Exercise: Return the lines where the word "H₂CO₃" occurs.

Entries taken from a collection

------------------------------

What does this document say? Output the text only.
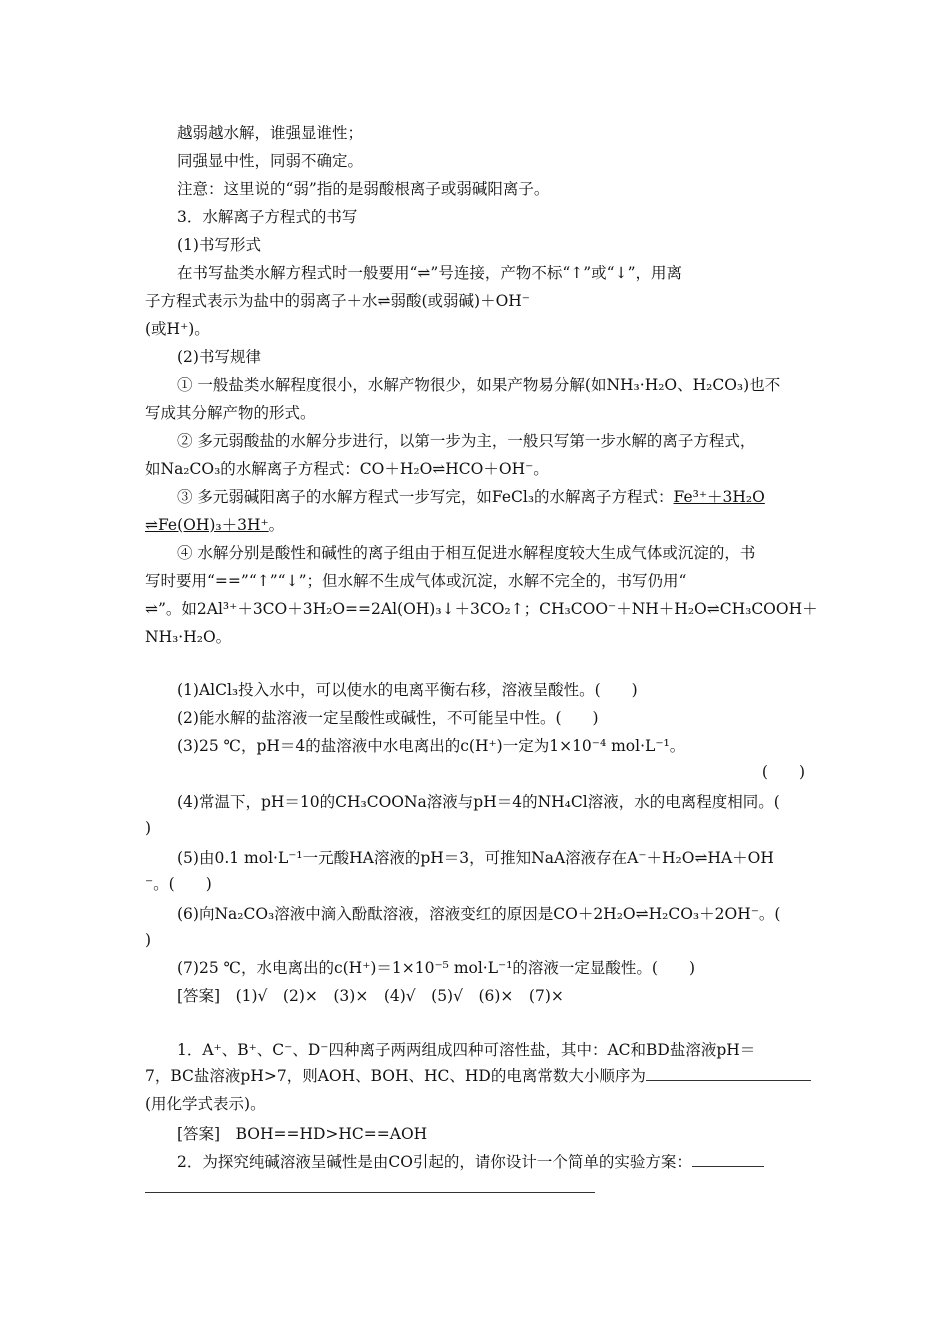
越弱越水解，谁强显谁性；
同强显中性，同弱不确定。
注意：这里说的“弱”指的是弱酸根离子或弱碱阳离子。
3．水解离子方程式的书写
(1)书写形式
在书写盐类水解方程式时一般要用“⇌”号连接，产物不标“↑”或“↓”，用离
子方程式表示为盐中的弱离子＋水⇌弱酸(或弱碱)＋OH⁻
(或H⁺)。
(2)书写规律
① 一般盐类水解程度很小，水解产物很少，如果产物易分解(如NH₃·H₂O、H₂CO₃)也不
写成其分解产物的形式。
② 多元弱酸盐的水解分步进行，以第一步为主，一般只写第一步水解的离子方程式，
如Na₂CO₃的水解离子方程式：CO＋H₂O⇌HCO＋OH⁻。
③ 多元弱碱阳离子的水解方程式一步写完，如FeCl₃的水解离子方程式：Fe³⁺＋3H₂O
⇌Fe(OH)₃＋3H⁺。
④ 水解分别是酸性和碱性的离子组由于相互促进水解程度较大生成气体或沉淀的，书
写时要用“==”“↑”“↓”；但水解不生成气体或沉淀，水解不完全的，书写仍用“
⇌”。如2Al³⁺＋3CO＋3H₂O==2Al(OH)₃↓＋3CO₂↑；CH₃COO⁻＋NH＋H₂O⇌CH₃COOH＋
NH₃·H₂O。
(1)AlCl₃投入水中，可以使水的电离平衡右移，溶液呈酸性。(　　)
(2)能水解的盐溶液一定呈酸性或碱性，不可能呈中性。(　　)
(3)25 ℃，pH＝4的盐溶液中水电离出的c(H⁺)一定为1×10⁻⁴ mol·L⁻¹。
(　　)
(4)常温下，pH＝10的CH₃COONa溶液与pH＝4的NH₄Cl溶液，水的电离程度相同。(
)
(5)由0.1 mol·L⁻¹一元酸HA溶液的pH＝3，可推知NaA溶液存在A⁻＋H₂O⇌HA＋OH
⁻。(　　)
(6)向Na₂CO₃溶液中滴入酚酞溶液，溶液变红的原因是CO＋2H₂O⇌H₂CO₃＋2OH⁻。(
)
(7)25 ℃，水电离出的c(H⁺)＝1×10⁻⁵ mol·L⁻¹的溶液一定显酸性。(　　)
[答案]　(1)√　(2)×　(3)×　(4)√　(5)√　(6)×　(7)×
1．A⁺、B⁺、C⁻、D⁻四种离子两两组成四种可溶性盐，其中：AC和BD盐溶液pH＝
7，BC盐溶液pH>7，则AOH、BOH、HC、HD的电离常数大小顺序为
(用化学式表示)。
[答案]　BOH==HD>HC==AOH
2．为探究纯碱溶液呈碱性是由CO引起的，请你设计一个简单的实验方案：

------------------------------

In response:
① 一般盐类水解程度很小，水解产物很少，如果产物易分解(如NH₃·H₂O、H₂CO₃)也不
(6)向Na₂CO₃溶液中滴入酚酞溶液，溶液变红的原因是CO＋2H₂O⇌H₂CO₃＋2OH⁻。(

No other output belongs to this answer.